Retype every entry exactly, character for character.

### LISTING ###

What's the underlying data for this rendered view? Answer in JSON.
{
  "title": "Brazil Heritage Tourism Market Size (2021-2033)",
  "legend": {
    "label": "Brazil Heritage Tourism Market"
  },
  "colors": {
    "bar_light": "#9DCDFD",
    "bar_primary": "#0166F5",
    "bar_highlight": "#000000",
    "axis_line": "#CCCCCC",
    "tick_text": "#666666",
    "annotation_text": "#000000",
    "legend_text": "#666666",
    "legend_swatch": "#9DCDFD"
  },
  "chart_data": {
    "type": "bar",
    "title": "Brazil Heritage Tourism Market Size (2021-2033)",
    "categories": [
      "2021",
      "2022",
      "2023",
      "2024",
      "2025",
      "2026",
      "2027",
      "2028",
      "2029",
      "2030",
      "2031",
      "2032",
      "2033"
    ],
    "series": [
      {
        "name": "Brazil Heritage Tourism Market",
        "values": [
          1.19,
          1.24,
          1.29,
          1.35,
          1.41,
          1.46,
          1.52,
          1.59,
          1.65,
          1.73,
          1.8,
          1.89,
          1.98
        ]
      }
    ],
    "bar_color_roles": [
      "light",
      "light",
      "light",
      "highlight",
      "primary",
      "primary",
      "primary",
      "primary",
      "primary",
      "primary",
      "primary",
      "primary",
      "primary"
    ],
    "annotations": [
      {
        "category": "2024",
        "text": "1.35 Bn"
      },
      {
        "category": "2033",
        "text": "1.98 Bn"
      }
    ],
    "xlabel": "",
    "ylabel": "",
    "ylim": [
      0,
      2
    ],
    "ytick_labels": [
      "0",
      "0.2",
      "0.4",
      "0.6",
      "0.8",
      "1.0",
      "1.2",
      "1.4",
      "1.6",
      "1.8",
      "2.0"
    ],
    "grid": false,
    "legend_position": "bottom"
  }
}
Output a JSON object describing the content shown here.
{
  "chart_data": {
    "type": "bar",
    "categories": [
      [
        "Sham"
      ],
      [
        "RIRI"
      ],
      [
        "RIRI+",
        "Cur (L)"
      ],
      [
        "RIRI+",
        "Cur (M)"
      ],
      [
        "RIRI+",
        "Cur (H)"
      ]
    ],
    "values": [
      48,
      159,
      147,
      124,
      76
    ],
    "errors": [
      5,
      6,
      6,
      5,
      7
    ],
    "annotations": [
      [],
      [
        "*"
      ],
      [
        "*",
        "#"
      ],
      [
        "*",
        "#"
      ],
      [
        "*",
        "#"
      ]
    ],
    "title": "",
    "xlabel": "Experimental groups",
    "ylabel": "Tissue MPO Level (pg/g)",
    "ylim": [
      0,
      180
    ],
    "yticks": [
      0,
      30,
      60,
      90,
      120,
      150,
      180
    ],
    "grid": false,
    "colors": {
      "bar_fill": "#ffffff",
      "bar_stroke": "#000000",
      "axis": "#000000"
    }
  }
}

###

*TASK RESPONSE*:
What's the underlying data for this rendered view? Answer in JSON.
{
  "title": "Brazil Heritage Tourism Market Size (2021-2033)",
  "legend": {
    "label": "Brazil Heritage Tourism Market"
  },
  "colors": {
    "bar_light": "#9DCDFD",
    "bar_primary": "#0166F5",
    "bar_highlight": "#000000",
    "axis_line": "#CCCCCC",
    "tick_text": "#666666",
    "annotation_text": "#000000",
    "legend_text": "#666666",
    "legend_swatch": "#9DCDFD"
  },
  "chart_data": {
    "type": "bar",
    "title": "Brazil Heritage Tourism Market Size (2021-2033)",
    "categories": [
      "2021",
      "2022",
      "2023",
      "2024",
      "2025",
      "2026",
      "2027",
      "2028",
      "2029",
      "2030",
      "2031",
      "2032",
      "2033"
    ],
    "series": [
      {
        "name": "Brazil Heritage Tourism Market",
        "values": [
          1.19,
          1.24,
          1.29,
          1.35,
          1.41,
          1.46,
          1.52,
          1.59,
          1.65,
          1.73,
          1.8,
          1.89,
          1.98
        ]
      }
    ],
    "bar_color_roles": [
      "light",
      "light",
      "light",
      "highlight",
      "primary",
      "primary",
      "primary",
      "primary",
      "primary",
      "primary",
      "primary",
      "primary",
      "primary"
    ],
    "annotations": [
      {
        "category": "2024",
        "text": "1.35 Bn"
      },
      {
        "category": "2033",
        "text": "1.98 Bn"
      }
    ],
    "xlabel": "",
    "ylabel": "",
    "ylim": [
      0,
      2
    ],
    "ytick_labels": [
      "0",
      "0.2",
      "0.4",
      "0.6",
      "0.8",
      "1.0",
      "1.2",
      "1.4",
      "1.6",
      "1.8",
      "2.0"
    ],
    "grid": false,
    "legend_position": "bottom"
  }
}
Output a JSON object describing the content shown here.
{
  "chart_data": {
    "type": "bar",
    "categories": [
      [
        "Sham"
      ],
      [
        "RIRI"
      ],
      [
        "RIRI+",
        "Cur (L)"
      ],
      [
        "RIRI+",
        "Cur (M)"
      ],
      [
        "RIRI+",
        "Cur (H)"
      ]
    ],
    "values": [
      48,
      159,
      147,
      124,
      76
    ],
    "errors": [
      5,
      6,
      6,
      5,
      7
    ],
    "annotations": [
      [],
      [
        "*"
      ],
      [
        "*",
        "#"
      ],
      [
        "*",
        "#"
      ],
      [
        "*",
        "#"
      ]
    ],
    "title": "",
    "xlabel": "Experimental groups",
    "ylabel": "Tissue MPO Level (pg/g)",
    "ylim": [
      0,
      180
    ],
    "yticks": [
      0,
      30,
      60,
      90,
      120,
      150,
      180
    ],
    "grid": false,
    "colors": {
      "bar_fill": "#ffffff",
      "bar_stroke": "#000000",
      "axis": "#000000"
    }
  }
}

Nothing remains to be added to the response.